#### TEKS HASIL EKSTRAKSI
Cara Ampuh Tangkal Benih Radikalisme: Pertahankan Konsistensi Keilmuan Pesantren
HIDAYATUNA.COM – Pesantren dikenal luas sebagai institusi pendidikan yang mampu meletakkan pondasi berpikir para anak didiknya (santri). Agar menjadi sosok yang berpikir ramah, toleran dan moderat. Namun, seiring bergulirnya waktu, tantangan demi tantangan pun datang.
Kompleksitas perubahan zaman menjadikan pesantren harus terus berbenah. Tidak lain dan tidak bukan, upaya untuk terus berbenah dalam diri pesantren adalah agar tetap mampu mengikuti perkembangan zaman. Serta tetap bisa menjaga ajaran Islam sebagai rahmat bagi semesta.
Sekiranya prinsip al-Muhafadhah bil Qadim as-Shalih wal Akhdhu bil Jadidil Ashlah adalah salah satu prinsip pokok. Prinsip ini bisa menjadikan pesantren terus tumbuh dan berkembang dengan prinsip yang dinamis. Tanpa melupakan akar prinsipnya, yaitu prinsip menebar kebaikan untuk semesta.
########
#### DATA YANG TERSEDIA
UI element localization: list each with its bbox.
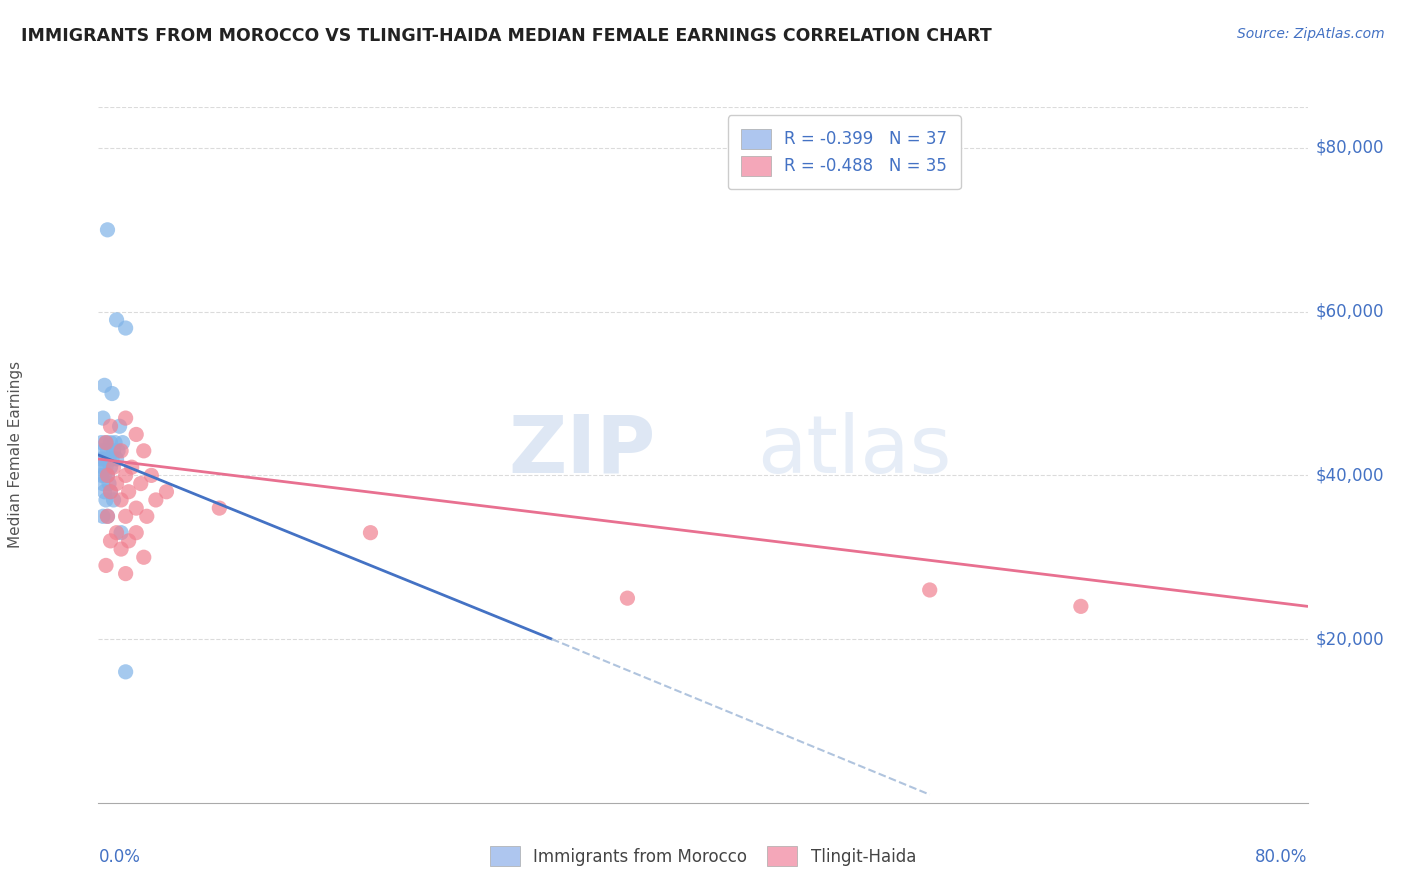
########
→ TUGAS YANG DIKERJAKAN:
1) Salin kembali bagian dari teks tentang pesantren yang dimulai dengan "Cara Ampuh Tangkal" dan berlanjut hingga "rahmat bagi semesta.".
2) Menurut teks tentang pesantren, prinsip apa yang disebut sebagai salah satu prinsip pokok?

→ JAWABAN:
1)
Cara Ampuh Tangkal Benih Radikalisme: Pertahankan Konsistensi Keilmuan Pesantren
HIDAYATUNA.COM – Pesantren dikenal luas sebagai institusi pendidikan yang mampu meletakkan pondasi berpikir para anak didiknya (santri). Agar menjadi sosok yang berpikir ramah, toleran dan moderat. Namun, seiring bergulirnya waktu, tantangan demi tantangan pun datang.
Kompleksitas perubahan zaman menjadikan pesantren harus terus berbenah. Tidak lain dan tidak bukan, upaya untuk terus berbenah dalam diri pesantren adalah agar tetap mampu mengikuti perkembangan zaman. Serta tetap bisa menjaga ajaran Islam sebagai rahmat bagi semesta.

2) Prinsip al-Muhafadhah bil Qadim as-Shalih wal Akhdhu bil Jadidil Ashlah.